(TASK DIRECTIONS):
For the entries below, how many lines include the word "signal"? Give the figure and nothing more.

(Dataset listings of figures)
-*-*-

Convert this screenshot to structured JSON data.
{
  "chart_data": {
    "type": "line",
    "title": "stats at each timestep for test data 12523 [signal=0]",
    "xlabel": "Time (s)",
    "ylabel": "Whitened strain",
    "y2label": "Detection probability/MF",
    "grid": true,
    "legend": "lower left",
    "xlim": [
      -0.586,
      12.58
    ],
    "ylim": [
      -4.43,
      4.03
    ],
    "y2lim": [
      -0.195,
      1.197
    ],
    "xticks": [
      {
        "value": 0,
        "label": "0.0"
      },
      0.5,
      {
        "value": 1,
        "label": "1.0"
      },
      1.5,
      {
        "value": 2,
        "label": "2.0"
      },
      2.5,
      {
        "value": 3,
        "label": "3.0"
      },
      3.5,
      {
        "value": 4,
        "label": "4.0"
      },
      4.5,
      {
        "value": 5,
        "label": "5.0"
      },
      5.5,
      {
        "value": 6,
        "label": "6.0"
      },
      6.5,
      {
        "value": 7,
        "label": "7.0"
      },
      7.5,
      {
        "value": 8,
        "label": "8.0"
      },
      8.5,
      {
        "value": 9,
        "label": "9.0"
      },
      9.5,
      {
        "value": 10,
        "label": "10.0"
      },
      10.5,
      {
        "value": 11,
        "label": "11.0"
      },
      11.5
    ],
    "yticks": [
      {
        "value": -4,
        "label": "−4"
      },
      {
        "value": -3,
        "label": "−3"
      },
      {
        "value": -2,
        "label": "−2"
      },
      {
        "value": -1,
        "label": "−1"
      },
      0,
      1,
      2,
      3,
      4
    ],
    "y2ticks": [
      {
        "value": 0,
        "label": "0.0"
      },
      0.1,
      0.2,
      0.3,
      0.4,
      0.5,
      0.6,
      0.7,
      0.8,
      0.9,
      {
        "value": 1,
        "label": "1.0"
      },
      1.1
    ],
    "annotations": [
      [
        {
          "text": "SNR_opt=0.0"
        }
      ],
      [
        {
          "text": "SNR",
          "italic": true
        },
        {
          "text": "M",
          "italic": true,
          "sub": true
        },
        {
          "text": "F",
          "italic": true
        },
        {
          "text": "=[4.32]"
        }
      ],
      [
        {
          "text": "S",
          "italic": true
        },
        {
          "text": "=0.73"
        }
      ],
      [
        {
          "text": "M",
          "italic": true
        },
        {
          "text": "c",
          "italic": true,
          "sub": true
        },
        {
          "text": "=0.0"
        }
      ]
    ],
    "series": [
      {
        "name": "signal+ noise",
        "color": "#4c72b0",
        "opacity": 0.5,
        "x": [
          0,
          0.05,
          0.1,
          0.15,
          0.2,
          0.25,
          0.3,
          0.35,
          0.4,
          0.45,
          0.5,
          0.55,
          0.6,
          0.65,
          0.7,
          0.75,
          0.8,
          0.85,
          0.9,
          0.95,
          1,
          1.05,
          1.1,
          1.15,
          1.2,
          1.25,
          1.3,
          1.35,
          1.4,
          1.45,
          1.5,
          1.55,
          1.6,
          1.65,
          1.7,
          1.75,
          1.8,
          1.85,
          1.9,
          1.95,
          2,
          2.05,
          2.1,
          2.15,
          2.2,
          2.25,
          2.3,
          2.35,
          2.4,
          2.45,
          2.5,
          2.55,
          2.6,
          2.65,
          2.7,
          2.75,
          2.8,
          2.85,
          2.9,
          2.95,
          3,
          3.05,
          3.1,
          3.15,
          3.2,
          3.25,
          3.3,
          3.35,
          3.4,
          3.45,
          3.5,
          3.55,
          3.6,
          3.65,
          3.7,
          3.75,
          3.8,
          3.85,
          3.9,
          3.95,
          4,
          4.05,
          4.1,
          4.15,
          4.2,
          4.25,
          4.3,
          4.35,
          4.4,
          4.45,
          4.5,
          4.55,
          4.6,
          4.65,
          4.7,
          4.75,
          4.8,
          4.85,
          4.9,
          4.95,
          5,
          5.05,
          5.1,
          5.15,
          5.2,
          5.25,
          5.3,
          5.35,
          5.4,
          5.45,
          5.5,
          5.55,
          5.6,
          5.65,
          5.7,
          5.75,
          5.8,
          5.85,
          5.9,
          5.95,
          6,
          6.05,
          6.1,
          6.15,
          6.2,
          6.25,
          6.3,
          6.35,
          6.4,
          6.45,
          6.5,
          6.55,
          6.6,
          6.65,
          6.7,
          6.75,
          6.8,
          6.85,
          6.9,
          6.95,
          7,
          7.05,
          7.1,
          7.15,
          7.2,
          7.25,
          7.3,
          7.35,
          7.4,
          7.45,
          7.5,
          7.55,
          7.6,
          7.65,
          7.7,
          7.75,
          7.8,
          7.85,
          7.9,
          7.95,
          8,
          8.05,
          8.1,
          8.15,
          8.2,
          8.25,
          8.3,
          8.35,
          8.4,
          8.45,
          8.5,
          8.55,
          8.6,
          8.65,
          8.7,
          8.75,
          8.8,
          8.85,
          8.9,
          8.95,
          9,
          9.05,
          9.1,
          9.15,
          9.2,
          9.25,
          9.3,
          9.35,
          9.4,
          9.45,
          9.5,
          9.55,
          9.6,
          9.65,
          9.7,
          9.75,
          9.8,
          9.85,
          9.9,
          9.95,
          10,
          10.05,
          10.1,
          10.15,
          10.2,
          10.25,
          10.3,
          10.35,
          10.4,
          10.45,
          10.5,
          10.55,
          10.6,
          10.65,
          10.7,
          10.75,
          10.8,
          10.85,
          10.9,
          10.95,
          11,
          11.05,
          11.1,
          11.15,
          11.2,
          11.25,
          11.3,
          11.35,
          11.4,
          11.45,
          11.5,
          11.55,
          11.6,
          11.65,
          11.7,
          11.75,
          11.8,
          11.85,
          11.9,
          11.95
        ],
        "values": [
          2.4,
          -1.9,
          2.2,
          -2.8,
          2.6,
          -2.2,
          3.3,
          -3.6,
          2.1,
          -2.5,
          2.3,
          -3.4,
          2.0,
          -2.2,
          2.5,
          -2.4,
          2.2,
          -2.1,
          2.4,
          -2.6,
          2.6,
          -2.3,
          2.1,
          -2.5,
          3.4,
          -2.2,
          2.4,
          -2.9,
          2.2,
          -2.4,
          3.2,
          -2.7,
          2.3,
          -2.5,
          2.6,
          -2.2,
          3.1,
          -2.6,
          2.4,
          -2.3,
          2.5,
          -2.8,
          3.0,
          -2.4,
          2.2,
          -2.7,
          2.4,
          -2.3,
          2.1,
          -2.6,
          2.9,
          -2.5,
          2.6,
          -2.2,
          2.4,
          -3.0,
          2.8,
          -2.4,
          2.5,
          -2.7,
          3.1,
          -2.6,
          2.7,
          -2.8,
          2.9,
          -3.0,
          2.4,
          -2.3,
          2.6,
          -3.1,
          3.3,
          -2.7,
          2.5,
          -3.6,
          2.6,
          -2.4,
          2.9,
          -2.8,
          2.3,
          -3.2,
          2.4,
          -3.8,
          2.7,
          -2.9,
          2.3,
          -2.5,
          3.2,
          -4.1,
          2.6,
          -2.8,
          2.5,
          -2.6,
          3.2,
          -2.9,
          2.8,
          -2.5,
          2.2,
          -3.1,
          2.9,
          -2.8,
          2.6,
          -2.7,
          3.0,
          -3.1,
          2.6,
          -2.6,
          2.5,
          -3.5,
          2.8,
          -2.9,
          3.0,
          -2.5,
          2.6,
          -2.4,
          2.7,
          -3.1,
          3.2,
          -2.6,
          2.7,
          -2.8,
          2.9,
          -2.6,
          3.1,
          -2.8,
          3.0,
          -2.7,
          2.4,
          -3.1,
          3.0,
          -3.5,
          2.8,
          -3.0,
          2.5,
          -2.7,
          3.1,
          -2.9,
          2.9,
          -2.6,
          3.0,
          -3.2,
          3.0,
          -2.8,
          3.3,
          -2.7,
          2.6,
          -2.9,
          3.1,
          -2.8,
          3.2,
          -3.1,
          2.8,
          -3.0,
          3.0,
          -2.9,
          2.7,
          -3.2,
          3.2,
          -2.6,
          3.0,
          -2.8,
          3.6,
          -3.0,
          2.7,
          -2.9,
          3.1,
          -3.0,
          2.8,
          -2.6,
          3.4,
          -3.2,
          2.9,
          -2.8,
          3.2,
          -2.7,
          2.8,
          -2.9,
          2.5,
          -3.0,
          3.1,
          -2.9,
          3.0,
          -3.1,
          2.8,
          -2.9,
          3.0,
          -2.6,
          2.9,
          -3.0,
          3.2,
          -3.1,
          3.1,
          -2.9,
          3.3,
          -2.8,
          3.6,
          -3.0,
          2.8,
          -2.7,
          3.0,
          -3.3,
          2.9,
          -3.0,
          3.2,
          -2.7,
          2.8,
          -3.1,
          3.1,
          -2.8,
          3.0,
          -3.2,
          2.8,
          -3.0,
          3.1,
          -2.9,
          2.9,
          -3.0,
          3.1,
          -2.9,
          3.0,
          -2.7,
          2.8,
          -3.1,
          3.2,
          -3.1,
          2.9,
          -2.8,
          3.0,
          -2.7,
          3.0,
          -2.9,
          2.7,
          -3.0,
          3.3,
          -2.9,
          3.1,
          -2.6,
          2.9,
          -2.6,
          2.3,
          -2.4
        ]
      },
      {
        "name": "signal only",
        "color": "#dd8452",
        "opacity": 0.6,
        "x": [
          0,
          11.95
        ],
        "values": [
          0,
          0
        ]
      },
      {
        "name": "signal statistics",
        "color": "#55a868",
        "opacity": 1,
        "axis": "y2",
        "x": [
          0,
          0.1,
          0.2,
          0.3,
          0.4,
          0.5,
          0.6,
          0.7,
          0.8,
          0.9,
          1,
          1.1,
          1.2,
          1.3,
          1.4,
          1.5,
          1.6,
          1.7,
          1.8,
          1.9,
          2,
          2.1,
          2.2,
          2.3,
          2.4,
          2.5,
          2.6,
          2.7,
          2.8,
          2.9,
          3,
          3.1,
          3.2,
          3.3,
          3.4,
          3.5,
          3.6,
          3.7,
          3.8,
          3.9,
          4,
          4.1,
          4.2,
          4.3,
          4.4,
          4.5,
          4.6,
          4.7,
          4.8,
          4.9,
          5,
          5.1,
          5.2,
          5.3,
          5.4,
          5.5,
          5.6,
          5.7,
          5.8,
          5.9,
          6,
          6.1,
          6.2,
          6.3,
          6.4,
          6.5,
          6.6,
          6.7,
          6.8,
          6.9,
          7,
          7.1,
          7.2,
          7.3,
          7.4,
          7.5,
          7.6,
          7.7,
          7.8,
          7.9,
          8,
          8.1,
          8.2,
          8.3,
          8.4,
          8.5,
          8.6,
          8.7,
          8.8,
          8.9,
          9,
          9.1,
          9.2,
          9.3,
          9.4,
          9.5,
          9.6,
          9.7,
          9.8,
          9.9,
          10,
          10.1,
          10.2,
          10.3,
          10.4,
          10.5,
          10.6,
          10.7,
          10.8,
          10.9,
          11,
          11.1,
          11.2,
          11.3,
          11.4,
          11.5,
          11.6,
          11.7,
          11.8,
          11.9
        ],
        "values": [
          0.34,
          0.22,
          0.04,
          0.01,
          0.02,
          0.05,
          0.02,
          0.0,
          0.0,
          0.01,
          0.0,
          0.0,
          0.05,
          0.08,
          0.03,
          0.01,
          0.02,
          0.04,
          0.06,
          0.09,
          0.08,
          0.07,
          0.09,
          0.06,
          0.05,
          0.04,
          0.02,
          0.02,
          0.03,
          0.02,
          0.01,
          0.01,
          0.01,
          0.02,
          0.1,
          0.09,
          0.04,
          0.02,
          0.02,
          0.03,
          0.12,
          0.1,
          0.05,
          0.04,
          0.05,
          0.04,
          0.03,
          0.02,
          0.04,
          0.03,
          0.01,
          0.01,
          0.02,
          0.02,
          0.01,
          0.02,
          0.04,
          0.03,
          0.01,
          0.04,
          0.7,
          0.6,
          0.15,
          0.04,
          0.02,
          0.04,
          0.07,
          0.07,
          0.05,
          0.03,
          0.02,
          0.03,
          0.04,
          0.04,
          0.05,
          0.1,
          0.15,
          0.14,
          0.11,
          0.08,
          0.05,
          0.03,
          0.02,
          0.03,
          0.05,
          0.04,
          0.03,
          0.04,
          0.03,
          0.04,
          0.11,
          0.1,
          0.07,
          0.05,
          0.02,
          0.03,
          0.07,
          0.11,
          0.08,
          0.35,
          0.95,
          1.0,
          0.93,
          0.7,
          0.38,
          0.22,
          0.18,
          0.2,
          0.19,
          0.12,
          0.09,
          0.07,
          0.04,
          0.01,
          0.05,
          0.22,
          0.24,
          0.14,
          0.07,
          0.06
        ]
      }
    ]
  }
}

-*-*-

(COMPLETE ANSWER):
4